- _WHAT YOU WILL DO_: Copy every line of the records below where the word "점심시간" occurs.

- _RECORDS TO USE_:
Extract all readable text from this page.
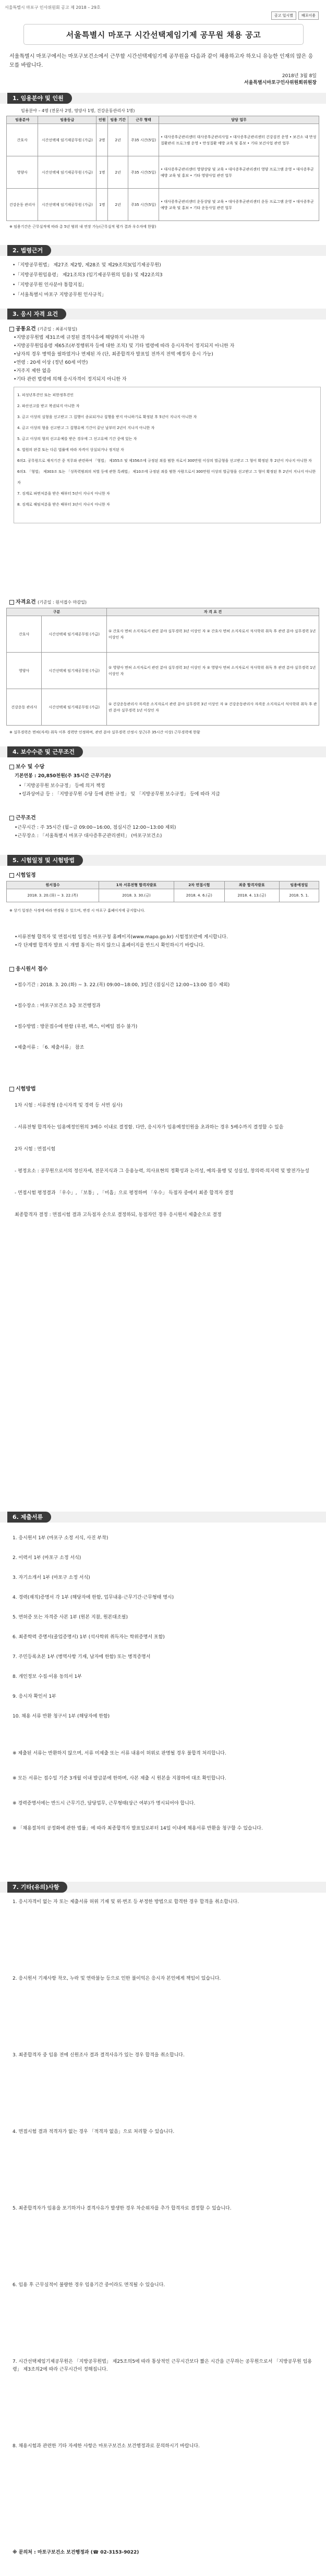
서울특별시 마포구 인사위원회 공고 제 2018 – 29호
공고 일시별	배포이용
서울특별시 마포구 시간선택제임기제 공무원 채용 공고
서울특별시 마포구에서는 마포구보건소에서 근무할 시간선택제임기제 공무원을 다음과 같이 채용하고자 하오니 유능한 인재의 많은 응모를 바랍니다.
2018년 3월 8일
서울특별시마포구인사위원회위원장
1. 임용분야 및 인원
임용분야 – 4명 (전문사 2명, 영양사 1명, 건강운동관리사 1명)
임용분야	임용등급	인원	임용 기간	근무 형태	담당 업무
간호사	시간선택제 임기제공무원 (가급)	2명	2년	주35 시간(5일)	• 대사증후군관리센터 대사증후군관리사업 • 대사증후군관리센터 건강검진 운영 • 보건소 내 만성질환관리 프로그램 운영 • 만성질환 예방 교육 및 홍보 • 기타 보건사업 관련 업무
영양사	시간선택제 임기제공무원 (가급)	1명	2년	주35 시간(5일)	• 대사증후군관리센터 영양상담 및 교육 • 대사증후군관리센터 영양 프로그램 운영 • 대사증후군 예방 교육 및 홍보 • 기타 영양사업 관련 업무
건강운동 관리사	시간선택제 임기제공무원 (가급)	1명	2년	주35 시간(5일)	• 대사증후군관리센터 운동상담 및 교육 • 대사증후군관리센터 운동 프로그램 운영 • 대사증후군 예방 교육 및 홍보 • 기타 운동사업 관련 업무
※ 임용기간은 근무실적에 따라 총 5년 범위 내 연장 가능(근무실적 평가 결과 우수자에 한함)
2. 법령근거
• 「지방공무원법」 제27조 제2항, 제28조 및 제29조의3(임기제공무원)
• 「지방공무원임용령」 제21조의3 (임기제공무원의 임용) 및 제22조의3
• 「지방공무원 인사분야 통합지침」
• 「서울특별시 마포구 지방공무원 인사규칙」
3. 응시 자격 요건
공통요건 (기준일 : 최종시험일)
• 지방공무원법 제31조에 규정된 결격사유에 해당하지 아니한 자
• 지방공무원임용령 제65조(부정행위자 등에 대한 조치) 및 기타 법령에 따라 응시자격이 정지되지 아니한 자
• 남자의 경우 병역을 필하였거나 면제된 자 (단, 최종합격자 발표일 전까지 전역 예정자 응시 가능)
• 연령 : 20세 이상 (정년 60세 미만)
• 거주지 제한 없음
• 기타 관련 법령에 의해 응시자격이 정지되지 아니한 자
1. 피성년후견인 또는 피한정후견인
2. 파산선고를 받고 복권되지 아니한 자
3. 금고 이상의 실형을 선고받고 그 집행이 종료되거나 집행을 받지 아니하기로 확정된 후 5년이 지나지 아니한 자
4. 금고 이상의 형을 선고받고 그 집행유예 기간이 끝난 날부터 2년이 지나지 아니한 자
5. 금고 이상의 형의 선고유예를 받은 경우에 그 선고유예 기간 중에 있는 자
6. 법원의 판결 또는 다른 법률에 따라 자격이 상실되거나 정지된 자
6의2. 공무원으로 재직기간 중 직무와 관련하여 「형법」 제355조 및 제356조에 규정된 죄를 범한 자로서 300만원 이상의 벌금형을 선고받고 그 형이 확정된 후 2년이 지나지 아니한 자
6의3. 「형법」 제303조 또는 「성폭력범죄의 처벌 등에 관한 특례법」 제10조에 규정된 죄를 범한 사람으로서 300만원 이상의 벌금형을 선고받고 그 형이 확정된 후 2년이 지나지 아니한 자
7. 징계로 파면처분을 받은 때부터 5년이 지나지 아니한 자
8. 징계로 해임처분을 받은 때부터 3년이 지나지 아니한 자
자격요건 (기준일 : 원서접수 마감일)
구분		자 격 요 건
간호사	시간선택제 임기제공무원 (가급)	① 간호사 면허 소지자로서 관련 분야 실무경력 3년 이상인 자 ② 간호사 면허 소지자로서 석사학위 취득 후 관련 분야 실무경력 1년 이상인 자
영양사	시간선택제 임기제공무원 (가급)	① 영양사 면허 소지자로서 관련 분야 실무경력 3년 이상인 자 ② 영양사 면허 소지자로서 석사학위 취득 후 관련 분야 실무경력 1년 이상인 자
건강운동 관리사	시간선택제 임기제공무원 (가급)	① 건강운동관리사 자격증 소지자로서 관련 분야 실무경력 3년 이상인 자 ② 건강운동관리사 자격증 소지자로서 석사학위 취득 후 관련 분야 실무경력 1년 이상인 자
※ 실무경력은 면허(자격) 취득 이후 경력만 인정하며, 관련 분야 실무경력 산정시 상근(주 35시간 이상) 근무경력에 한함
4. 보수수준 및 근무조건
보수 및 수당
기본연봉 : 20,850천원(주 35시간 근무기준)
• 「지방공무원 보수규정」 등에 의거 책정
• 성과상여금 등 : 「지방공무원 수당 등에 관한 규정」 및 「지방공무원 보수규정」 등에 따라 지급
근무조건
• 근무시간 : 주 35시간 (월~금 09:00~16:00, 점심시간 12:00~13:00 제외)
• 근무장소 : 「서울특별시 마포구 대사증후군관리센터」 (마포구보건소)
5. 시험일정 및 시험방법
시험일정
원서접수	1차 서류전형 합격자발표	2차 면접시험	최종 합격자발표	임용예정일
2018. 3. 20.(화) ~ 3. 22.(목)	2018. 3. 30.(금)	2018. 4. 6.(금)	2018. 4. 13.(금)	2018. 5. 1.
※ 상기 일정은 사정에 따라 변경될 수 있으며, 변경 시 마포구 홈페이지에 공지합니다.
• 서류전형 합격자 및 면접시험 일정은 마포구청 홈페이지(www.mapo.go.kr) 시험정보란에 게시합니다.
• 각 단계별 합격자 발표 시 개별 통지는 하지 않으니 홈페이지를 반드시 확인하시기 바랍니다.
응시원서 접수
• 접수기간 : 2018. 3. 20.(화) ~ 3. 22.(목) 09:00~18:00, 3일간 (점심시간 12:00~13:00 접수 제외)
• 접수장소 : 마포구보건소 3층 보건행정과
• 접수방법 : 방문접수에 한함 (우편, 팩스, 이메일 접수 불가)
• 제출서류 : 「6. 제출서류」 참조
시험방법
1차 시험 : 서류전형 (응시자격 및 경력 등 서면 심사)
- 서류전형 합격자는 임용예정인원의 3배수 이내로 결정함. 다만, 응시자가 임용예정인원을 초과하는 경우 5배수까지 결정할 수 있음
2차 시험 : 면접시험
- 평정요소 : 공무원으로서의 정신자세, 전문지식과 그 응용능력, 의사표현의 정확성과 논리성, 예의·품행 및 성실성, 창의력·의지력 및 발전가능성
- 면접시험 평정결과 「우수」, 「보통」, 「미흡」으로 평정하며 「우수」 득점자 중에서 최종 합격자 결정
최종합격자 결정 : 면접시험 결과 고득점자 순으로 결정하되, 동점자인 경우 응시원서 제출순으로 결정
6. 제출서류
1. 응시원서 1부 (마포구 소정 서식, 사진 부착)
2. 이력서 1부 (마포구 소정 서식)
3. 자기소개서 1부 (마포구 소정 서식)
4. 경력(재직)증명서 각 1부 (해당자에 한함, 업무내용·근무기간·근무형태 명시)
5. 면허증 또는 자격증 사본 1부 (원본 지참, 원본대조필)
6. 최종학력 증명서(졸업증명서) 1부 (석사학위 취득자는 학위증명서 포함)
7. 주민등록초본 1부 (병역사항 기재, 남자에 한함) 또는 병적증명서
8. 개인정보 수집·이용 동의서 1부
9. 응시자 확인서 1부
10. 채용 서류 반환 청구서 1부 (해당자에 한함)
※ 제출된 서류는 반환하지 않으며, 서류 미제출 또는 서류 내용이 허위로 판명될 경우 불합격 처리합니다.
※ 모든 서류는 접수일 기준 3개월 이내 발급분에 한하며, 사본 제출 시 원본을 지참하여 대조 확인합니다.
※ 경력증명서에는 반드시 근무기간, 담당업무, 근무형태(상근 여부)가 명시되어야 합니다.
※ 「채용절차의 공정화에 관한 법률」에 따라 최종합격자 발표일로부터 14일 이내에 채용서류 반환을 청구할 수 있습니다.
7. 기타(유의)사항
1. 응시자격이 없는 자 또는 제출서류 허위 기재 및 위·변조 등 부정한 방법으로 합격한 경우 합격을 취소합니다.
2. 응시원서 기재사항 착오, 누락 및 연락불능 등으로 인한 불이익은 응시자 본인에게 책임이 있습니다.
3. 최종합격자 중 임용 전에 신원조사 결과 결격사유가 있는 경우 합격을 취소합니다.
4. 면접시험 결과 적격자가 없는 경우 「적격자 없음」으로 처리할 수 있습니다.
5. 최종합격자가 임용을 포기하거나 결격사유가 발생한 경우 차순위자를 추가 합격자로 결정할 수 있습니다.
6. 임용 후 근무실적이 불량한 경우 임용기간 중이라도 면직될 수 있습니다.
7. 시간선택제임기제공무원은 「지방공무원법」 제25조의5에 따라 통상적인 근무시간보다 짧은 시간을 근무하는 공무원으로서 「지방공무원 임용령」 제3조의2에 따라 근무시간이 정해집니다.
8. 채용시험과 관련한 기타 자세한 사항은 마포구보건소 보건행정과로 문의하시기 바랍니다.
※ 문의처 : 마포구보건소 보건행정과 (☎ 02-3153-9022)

* * *

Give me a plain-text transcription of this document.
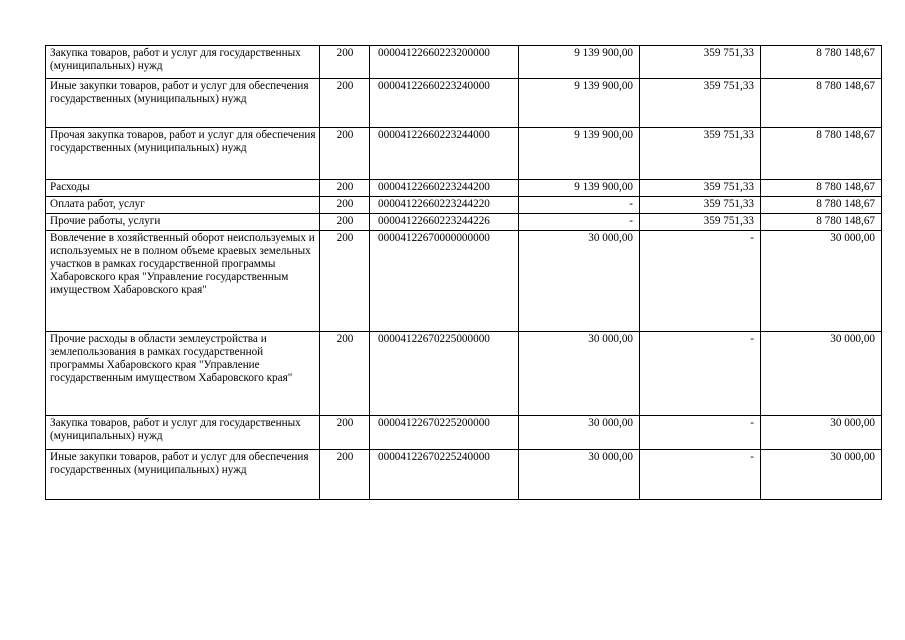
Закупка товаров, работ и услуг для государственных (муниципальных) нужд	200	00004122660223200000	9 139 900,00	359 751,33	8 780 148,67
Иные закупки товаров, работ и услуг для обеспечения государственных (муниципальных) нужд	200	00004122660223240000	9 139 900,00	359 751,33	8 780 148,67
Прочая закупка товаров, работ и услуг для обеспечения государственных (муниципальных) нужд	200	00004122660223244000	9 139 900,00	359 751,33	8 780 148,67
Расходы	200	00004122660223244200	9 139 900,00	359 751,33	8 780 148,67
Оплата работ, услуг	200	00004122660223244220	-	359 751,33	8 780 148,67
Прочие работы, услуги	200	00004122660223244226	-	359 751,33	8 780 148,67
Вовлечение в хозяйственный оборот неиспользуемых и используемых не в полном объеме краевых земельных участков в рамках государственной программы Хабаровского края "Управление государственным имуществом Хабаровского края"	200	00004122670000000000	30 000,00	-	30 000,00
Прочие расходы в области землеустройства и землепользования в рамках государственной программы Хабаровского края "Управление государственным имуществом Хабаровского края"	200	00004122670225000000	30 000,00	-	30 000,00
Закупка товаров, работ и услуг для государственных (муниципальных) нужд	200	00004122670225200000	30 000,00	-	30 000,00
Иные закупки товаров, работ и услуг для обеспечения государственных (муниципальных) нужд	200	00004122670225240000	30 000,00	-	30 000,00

- _TASK SOLUTION_:
• 근무시간 : 주 35시간 (월~금 09:00~16:00, 점심시간 12:00~13:00 제외)
• 접수기간 : 2018. 3. 20.(화) ~ 3. 22.(목) 09:00~18:00, 3일간 (점심시간 12:00~13:00 접수 제외)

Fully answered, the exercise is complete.